**Consigne écrite**
Recopiez à l'identique chaque ligne des données ci-dessous, sans rien modifier.

[Listes d'éléments de mise en page encadrés]
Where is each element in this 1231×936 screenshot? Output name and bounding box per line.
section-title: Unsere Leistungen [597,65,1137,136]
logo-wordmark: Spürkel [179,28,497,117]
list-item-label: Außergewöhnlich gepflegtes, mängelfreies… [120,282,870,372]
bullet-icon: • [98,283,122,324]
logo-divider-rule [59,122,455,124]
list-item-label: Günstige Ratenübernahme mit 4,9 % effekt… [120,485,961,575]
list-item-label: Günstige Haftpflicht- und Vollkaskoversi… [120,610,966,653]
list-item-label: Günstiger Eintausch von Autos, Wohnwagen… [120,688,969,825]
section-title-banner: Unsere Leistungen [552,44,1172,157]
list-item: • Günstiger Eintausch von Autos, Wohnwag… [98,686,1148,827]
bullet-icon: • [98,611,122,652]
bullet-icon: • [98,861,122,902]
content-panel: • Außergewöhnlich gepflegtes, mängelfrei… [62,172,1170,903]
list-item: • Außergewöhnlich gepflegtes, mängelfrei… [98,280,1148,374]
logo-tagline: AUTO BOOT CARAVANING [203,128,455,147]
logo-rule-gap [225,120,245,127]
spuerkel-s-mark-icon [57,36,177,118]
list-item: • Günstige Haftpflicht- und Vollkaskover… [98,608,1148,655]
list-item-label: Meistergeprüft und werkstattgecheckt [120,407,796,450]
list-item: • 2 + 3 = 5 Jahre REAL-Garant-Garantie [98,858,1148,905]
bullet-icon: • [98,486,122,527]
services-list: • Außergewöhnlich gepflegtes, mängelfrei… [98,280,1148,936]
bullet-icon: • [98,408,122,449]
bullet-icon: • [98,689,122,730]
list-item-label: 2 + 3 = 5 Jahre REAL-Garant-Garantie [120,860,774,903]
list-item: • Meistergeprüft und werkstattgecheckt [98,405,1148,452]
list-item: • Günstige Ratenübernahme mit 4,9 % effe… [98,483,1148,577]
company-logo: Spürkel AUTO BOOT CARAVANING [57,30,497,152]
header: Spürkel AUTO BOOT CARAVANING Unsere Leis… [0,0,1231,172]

**Résultat de l'exercice**
Where is each element in this 1231×936 screenshot? Output name and bounding box per line.
section-title: Unsere Leistungen [597,65,1137,136]
logo-wordmark: Spürkel [179,28,497,117]
list-item-label: Außergewöhnlich gepflegtes, mängelfreies… [120,282,870,372]
bullet-icon: • [98,283,122,324]
logo-divider-rule [59,122,455,124]
list-item-label: Günstige Ratenübernahme mit 4,9 % effekt… [120,485,961,575]
list-item-label: Günstige Haftpflicht- und Vollkaskoversi… [120,610,966,653]
list-item-label: Günstiger Eintausch von Autos, Wohnwagen… [120,688,969,825]
section-title-banner: Unsere Leistungen [552,44,1172,157]
list-item: • Günstiger Eintausch von Autos, Wohnwag… [98,686,1148,827]
bullet-icon: • [98,611,122,652]
bullet-icon: • [98,861,122,902]
content-panel: • Außergewöhnlich gepflegtes, mängelfrei… [62,172,1170,903]
list-item: • Außergewöhnlich gepflegtes, mängelfrei… [98,280,1148,374]
logo-tagline: AUTO BOOT CARAVANING [203,128,455,147]
logo-rule-gap [225,120,245,127]
spuerkel-s-mark-icon [57,36,177,118]
list-item: • Günstige Haftpflicht- und Vollkaskover… [98,608,1148,655]
list-item-label: Meistergeprüft und werkstattgecheckt [120,407,796,450]
list-item: • 2 + 3 = 5 Jahre REAL-Garant-Garantie [98,858,1148,905]
bullet-icon: • [98,486,122,527]
services-list: • Außergewöhnlich gepflegtes, mängelfrei… [98,280,1148,936]
bullet-icon: • [98,408,122,449]
bullet-icon: • [98,689,122,730]
list-item-label: 2 + 3 = 5 Jahre REAL-Garant-Garantie [120,860,774,903]
list-item: • Meistergeprüft und werkstattgecheckt [98,405,1148,452]
list-item: • Günstige Ratenübernahme mit 4,9 % effe… [98,483,1148,577]
company-logo: Spürkel AUTO BOOT CARAVANING [57,30,497,152]
header: Spürkel AUTO BOOT CARAVANING Unsere Leis… [0,0,1231,172]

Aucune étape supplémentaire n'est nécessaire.